===== Data to process =====
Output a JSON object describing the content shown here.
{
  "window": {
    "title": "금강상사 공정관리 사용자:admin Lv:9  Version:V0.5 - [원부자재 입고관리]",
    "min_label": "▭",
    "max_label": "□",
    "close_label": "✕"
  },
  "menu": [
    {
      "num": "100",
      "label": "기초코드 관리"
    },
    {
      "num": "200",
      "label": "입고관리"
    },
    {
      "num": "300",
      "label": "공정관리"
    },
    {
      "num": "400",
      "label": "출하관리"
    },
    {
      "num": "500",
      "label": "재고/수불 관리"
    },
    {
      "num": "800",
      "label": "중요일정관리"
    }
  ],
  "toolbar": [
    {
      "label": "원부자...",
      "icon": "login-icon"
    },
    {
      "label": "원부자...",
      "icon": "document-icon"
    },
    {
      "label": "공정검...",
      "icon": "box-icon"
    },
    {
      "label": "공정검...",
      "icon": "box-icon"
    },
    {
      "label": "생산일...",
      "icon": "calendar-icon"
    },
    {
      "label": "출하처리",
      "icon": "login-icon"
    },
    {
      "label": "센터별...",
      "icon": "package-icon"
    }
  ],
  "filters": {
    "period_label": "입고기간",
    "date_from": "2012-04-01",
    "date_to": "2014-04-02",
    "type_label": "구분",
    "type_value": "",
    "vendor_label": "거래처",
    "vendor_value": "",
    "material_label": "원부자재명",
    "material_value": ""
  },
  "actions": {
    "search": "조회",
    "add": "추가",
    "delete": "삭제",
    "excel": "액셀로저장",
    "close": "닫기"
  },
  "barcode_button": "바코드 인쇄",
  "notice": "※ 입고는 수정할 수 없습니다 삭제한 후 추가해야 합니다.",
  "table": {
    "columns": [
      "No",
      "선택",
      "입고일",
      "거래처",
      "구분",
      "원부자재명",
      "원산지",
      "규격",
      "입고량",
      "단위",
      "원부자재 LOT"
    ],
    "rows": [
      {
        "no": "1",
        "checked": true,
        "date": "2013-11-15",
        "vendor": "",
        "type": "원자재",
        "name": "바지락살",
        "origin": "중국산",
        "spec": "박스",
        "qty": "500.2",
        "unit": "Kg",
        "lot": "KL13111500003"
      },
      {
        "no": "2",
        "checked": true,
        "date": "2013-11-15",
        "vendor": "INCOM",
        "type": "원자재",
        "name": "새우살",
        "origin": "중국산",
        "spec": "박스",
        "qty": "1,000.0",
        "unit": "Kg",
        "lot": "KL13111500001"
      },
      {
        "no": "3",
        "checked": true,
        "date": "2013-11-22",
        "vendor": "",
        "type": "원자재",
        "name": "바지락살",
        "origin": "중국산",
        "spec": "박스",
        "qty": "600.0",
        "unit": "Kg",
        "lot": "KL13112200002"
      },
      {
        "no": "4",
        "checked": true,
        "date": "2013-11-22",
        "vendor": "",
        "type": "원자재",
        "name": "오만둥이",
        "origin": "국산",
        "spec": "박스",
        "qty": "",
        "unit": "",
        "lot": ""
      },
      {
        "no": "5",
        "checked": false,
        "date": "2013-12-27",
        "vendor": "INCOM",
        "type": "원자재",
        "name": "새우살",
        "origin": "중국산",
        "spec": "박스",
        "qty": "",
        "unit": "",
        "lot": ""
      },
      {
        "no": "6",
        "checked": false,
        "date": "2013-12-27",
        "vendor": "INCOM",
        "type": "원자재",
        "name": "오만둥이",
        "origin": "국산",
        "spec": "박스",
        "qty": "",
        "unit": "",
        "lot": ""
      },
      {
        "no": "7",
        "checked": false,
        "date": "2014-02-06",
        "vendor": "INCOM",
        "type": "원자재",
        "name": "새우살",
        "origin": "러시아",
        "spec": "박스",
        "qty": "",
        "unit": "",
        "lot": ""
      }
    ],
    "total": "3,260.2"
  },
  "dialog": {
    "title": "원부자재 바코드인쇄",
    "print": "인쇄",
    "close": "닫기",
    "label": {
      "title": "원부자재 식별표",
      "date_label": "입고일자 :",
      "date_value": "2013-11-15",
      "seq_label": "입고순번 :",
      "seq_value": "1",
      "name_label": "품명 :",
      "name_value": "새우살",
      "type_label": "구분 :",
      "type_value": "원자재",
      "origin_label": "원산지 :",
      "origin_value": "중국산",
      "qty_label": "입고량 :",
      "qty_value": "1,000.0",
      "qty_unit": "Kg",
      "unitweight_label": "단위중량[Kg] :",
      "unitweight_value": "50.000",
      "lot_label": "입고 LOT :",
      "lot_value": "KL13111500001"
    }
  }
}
=====
__What to do__: Go through the listing and copy all of it exactly.

__Answer for the task__:
Output a JSON object describing the content shown here.
{
  "window": {
    "title": "금강상사 공정관리 사용자:admin Lv:9  Version:V0.5 - [원부자재 입고관리]",
    "min_label": "▭",
    "max_label": "□",
    "close_label": "✕"
  },
  "menu": [
    {
      "num": "100",
      "label": "기초코드 관리"
    },
    {
      "num": "200",
      "label": "입고관리"
    },
    {
      "num": "300",
      "label": "공정관리"
    },
    {
      "num": "400",
      "label": "출하관리"
    },
    {
      "num": "500",
      "label": "재고/수불 관리"
    },
    {
      "num": "800",
      "label": "중요일정관리"
    }
  ],
  "toolbar": [
    {
      "label": "원부자...",
      "icon": "login-icon"
    },
    {
      "label": "원부자...",
      "icon": "document-icon"
    },
    {
      "label": "공정검...",
      "icon": "box-icon"
    },
    {
      "label": "공정검...",
      "icon": "box-icon"
    },
    {
      "label": "생산일...",
      "icon": "calendar-icon"
    },
    {
      "label": "출하처리",
      "icon": "login-icon"
    },
    {
      "label": "센터별...",
      "icon": "package-icon"
    }
  ],
  "filters": {
    "period_label": "입고기간",
    "date_from": "2012-04-01",
    "date_to": "2014-04-02",
    "type_label": "구분",
    "type_value": "",
    "vendor_label": "거래처",
    "vendor_value": "",
    "material_label": "원부자재명",
    "material_value": ""
  },
  "actions": {
    "search": "조회",
    "add": "추가",
    "delete": "삭제",
    "excel": "액셀로저장",
    "close": "닫기"
  },
  "barcode_button": "바코드 인쇄",
  "notice": "※ 입고는 수정할 수 없습니다 삭제한 후 추가해야 합니다.",
  "table": {
    "columns": [
      "No",
      "선택",
      "입고일",
      "거래처",
      "구분",
      "원부자재명",
      "원산지",
      "규격",
      "입고량",
      "단위",
      "원부자재 LOT"
    ],
    "rows": [
      {
        "no": "1",
        "checked": true,
        "date": "2013-11-15",
        "vendor": "",
        "type": "원자재",
        "name": "바지락살",
        "origin": "중국산",
        "spec": "박스",
        "qty": "500.2",
        "unit": "Kg",
        "lot": "KL13111500003"
      },
      {
        "no": "2",
        "checked": true,
        "date": "2013-11-15",
        "vendor": "INCOM",
        "type": "원자재",
        "name": "새우살",
        "origin": "중국산",
        "spec": "박스",
        "qty": "1,000.0",
        "unit": "Kg",
        "lot": "KL13111500001"
      },
      {
        "no": "3",
        "checked": true,
        "date": "2013-11-22",
        "vendor": "",
        "type": "원자재",
        "name": "바지락살",
        "origin": "중국산",
        "spec": "박스",
        "qty": "600.0",
        "unit": "Kg",
        "lot": "KL13112200002"
      },
      {
        "no": "4",
        "checked": true,
        "date": "2013-11-22",
        "vendor": "",
        "type": "원자재",
        "name": "오만둥이",
        "origin": "국산",
        "spec": "박스",
        "qty": "",
        "unit": "",
        "lot": ""
      },
      {
        "no": "5",
        "checked": false,
        "date": "2013-12-27",
        "vendor": "INCOM",
        "type": "원자재",
        "name": "새우살",
        "origin": "중국산",
        "spec": "박스",
        "qty": "",
        "unit": "",
        "lot": ""
      },
      {
        "no": "6",
        "checked": false,
        "date": "2013-12-27",
        "vendor": "INCOM",
        "type": "원자재",
        "name": "오만둥이",
        "origin": "국산",
        "spec": "박스",
        "qty": "",
        "unit": "",
        "lot": ""
      },
      {
        "no": "7",
        "checked": false,
        "date": "2014-02-06",
        "vendor": "INCOM",
        "type": "원자재",
        "name": "새우살",
        "origin": "러시아",
        "spec": "박스",
        "qty": "",
        "unit": "",
        "lot": ""
      }
    ],
    "total": "3,260.2"
  },
  "dialog": {
    "title": "원부자재 바코드인쇄",
    "print": "인쇄",
    "close": "닫기",
    "label": {
      "title": "원부자재 식별표",
      "date_label": "입고일자 :",
      "date_value": "2013-11-15",
      "seq_label": "입고순번 :",
      "seq_value": "1",
      "name_label": "품명 :",
      "name_value": "새우살",
      "type_label": "구분 :",
      "type_value": "원자재",
      "origin_label": "원산지 :",
      "origin_value": "중국산",
      "qty_label": "입고량 :",
      "qty_value": "1,000.0",
      "qty_unit": "Kg",
      "unitweight_label": "단위중량[Kg] :",
      "unitweight_value": "50.000",
      "lot_label": "입고 LOT :",
      "lot_value": "KL13111500001"
    }
  }
}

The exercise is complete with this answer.